Find all the lines with "detached" and gather them.
•••••
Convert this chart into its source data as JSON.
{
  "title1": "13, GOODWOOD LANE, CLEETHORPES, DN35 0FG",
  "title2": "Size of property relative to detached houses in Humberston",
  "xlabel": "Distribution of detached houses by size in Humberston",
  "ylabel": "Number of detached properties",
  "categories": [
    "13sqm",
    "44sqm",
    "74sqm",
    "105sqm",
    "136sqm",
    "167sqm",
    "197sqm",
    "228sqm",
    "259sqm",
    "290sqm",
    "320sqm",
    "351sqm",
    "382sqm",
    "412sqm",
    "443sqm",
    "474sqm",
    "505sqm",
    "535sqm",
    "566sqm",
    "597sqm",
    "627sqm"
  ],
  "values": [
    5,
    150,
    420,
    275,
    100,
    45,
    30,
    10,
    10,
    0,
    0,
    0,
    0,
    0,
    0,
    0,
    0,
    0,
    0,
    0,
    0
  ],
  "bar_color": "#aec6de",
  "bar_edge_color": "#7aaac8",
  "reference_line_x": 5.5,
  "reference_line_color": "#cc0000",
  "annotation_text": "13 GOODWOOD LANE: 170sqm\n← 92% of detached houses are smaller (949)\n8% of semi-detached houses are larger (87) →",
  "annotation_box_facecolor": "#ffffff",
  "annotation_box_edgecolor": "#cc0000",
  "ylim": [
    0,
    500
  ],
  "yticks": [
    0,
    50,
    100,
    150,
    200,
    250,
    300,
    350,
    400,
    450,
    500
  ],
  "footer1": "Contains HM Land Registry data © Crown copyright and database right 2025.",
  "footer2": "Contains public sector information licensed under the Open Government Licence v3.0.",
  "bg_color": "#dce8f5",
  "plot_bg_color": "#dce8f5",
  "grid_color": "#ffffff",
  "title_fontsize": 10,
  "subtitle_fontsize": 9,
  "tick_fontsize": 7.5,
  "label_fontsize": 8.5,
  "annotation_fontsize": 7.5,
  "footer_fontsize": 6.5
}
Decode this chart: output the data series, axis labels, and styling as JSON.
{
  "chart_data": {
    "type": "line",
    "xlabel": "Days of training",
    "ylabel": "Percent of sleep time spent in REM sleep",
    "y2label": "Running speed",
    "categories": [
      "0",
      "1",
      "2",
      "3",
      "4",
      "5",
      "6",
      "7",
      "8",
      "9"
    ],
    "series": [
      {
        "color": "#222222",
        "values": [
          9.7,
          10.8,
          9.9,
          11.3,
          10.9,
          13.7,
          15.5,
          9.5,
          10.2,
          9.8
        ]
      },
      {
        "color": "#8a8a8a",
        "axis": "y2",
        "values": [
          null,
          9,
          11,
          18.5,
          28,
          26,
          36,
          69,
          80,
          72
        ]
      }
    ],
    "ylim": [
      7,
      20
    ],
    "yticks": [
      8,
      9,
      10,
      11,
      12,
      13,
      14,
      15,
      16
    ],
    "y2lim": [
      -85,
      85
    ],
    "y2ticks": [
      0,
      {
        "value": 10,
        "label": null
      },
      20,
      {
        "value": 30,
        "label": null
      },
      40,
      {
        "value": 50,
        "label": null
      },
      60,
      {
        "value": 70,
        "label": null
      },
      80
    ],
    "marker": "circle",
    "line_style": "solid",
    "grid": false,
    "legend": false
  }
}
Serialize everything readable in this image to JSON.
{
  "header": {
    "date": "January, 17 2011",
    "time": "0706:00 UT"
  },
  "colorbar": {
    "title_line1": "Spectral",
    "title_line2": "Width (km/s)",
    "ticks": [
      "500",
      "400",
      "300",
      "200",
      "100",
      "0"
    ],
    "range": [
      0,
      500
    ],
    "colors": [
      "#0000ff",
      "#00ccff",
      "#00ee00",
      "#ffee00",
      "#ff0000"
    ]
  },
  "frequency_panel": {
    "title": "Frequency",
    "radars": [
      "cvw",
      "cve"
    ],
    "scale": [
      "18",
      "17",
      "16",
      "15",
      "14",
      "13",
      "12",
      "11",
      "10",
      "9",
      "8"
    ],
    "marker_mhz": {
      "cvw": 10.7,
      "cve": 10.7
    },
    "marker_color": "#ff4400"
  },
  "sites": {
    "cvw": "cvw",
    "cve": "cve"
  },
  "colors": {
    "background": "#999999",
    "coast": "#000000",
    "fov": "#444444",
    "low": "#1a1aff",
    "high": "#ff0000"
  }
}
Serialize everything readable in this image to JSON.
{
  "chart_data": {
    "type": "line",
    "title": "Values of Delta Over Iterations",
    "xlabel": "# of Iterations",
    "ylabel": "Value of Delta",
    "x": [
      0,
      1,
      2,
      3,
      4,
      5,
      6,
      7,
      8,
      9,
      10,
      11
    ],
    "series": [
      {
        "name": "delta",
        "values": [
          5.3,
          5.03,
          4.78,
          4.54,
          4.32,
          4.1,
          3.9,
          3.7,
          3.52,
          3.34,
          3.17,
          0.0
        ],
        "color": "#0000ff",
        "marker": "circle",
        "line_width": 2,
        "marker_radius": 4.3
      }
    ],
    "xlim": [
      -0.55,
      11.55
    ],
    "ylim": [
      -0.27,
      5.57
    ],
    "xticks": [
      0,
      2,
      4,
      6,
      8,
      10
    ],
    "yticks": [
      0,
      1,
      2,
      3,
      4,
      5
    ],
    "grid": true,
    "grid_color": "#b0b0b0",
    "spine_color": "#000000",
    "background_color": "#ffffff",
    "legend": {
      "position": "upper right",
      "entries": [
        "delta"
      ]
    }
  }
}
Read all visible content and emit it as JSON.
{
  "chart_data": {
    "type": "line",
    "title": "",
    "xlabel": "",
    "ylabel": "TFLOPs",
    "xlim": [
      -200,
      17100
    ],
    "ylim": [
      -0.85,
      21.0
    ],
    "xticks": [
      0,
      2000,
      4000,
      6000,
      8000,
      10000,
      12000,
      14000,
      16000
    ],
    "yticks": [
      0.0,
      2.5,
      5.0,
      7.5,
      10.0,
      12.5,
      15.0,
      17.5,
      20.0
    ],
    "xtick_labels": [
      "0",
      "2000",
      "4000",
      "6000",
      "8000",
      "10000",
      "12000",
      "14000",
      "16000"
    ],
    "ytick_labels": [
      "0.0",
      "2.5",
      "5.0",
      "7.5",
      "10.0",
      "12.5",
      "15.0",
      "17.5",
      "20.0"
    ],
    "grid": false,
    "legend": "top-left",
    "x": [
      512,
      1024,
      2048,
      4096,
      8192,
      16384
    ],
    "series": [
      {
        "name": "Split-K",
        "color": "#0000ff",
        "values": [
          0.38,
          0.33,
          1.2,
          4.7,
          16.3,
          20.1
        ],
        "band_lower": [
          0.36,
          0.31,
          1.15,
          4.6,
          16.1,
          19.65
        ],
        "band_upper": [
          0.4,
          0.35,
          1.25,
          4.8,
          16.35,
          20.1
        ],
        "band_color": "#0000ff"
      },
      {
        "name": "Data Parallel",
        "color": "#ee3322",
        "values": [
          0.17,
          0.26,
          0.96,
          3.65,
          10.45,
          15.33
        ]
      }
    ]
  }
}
•••••
Solved exercise
  "title2": "Size of property relative to detached houses in Humberston",
  "xlabel": "Distribution of detached houses by size in Humberston",
  "ylabel": "Number of detached properties",
  "annotation_text": "13 GOODWOOD LANE: 170sqm\n← 92% of detached houses are smaller (949)\n8% of semi-detached houses are larger (87) →",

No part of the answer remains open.